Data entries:
==============================
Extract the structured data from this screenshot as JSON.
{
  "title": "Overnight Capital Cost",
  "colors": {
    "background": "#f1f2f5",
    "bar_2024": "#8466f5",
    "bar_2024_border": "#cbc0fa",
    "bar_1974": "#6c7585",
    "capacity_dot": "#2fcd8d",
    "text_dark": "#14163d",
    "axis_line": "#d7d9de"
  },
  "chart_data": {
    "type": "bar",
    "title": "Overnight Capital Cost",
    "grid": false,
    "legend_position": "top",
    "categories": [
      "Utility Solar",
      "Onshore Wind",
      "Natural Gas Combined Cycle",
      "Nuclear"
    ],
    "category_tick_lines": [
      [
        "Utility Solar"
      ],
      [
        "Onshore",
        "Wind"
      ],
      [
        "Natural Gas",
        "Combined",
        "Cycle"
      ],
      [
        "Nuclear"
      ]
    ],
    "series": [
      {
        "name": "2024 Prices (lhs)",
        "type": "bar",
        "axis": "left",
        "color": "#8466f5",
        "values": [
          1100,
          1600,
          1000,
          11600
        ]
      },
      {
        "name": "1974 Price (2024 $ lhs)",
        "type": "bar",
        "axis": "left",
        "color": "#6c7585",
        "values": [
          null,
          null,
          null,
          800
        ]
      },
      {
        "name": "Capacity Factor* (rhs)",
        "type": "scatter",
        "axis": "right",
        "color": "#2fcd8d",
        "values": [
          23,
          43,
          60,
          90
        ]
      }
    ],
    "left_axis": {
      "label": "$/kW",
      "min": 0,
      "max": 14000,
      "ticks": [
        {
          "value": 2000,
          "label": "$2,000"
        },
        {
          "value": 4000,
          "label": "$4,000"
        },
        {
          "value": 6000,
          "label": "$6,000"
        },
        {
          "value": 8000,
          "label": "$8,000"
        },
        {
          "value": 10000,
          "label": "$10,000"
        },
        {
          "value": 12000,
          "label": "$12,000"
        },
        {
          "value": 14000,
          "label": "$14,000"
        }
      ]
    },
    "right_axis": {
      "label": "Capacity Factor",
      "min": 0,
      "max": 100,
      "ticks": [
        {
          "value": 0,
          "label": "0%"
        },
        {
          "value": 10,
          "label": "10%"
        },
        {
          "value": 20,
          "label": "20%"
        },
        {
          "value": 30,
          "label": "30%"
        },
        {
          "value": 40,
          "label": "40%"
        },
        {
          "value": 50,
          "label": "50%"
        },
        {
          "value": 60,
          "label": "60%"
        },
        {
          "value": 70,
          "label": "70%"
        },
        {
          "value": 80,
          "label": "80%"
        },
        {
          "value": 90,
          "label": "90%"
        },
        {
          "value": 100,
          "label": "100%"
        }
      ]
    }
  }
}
==============================
Copy all the records above precisely.

Extract the structured data from this screenshot as JSON.
{
  "title": "Overnight Capital Cost",
  "colors": {
    "background": "#f1f2f5",
    "bar_2024": "#8466f5",
    "bar_2024_border": "#cbc0fa",
    "bar_1974": "#6c7585",
    "capacity_dot": "#2fcd8d",
    "text_dark": "#14163d",
    "axis_line": "#d7d9de"
  },
  "chart_data": {
    "type": "bar",
    "title": "Overnight Capital Cost",
    "grid": false,
    "legend_position": "top",
    "categories": [
      "Utility Solar",
      "Onshore Wind",
      "Natural Gas Combined Cycle",
      "Nuclear"
    ],
    "category_tick_lines": [
      [
        "Utility Solar"
      ],
      [
        "Onshore",
        "Wind"
      ],
      [
        "Natural Gas",
        "Combined",
        "Cycle"
      ],
      [
        "Nuclear"
      ]
    ],
    "series": [
      {
        "name": "2024 Prices (lhs)",
        "type": "bar",
        "axis": "left",
        "color": "#8466f5",
        "values": [
          1100,
          1600,
          1000,
          11600
        ]
      },
      {
        "name": "1974 Price (2024 $ lhs)",
        "type": "bar",
        "axis": "left",
        "color": "#6c7585",
        "values": [
          null,
          null,
          null,
          800
        ]
      },
      {
        "name": "Capacity Factor* (rhs)",
        "type": "scatter",
        "axis": "right",
        "color": "#2fcd8d",
        "values": [
          23,
          43,
          60,
          90
        ]
      }
    ],
    "left_axis": {
      "label": "$/kW",
      "min": 0,
      "max": 14000,
      "ticks": [
        {
          "value": 2000,
          "label": "$2,000"
        },
        {
          "value": 4000,
          "label": "$4,000"
        },
        {
          "value": 6000,
          "label": "$6,000"
        },
        {
          "value": 8000,
          "label": "$8,000"
        },
        {
          "value": 10000,
          "label": "$10,000"
        },
        {
          "value": 12000,
          "label": "$12,000"
        },
        {
          "value": 14000,
          "label": "$14,000"
        }
      ]
    },
    "right_axis": {
      "label": "Capacity Factor",
      "min": 0,
      "max": 100,
      "ticks": [
        {
          "value": 0,
          "label": "0%"
        },
        {
          "value": 10,
          "label": "10%"
        },
        {
          "value": 20,
          "label": "20%"
        },
        {
          "value": 30,
          "label": "30%"
        },
        {
          "value": 40,
          "label": "40%"
        },
        {
          "value": 50,
          "label": "50%"
        },
        {
          "value": 60,
          "label": "60%"
        },
        {
          "value": 70,
          "label": "70%"
        },
        {
          "value": 80,
          "label": "80%"
        },
        {
          "value": 90,
          "label": "90%"
        },
        {
          "value": 100,
          "label": "100%"
        }
      ]
    }
  }
}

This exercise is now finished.